(YOUR OBJECTIVE)
Drop the pictures from the entries below, then reproduce the rest exactly.

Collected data
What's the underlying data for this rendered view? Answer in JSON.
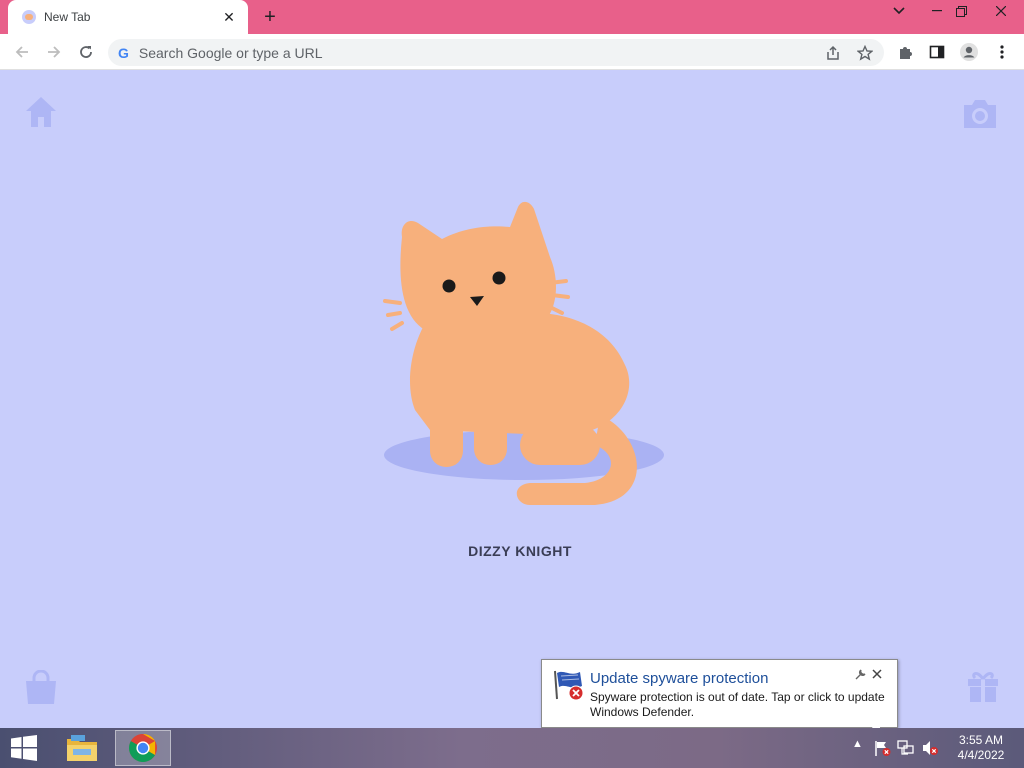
{
  "browser": {
    "tab": {
      "title": "New Tab",
      "close_glyph": "✕"
    },
    "new_tab_glyph": "+",
    "window_controls": {
      "tab_search": "⌄",
      "minimize": "—",
      "restore": "❐",
      "close": "✕"
    },
    "omnibox": {
      "placeholder": "Search Google or type a URL",
      "logo": "G"
    }
  },
  "page": {
    "pet_name": "DIZZY KNIGHT",
    "colors": {
      "background": "#c8cdfb",
      "cat": "#f7b07c",
      "shadow": "#aab2f3",
      "icon": "#aeb6f5"
    },
    "corner_icons": [
      "home-icon",
      "camera-icon",
      "shopping-bag-icon",
      "gift-icon"
    ]
  },
  "notification": {
    "title": "Update spyware protection",
    "body": "Spyware protection is out of date. Tap or click to update Windows Defender."
  },
  "taskbar": {
    "apps": [
      "file-explorer-icon",
      "chrome-icon"
    ],
    "tray": {
      "up_arrow": "▲"
    },
    "clock": {
      "time": "3:55 AM",
      "date": "4/4/2022"
    }
  }
}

(FINAL RESULT)
What's the underlying data for this rendered view? Answer in JSON.
{
  "browser": {
    "tab": {
      "title": "New Tab",
      "close_glyph": "✕"
    },
    "new_tab_glyph": "+",
    "window_controls": {
      "tab_search": "⌄",
      "minimize": "—",
      "restore": "❐",
      "close": "✕"
    },
    "omnibox": {
      "placeholder": "Search Google or type a URL",
      "logo": "G"
    }
  },
  "page": {
    "pet_name": "DIZZY KNIGHT",
    "colors": {
      "background": "#c8cdfb",
      "cat": "#f7b07c",
      "shadow": "#aab2f3",
      "icon": "#aeb6f5"
    },
    "corner_icons": [
      "home-icon",
      "camera-icon",
      "shopping-bag-icon",
      "gift-icon"
    ]
  },
  "notification": {
    "title": "Update spyware protection",
    "body": "Spyware protection is out of date. Tap or click to update Windows Defender."
  },
  "taskbar": {
    "apps": [
      "file-explorer-icon",
      "chrome-icon"
    ],
    "tray": {
      "up_arrow": "▲"
    },
    "clock": {
      "time": "3:55 AM",
      "date": "4/4/2022"
    }
  }
}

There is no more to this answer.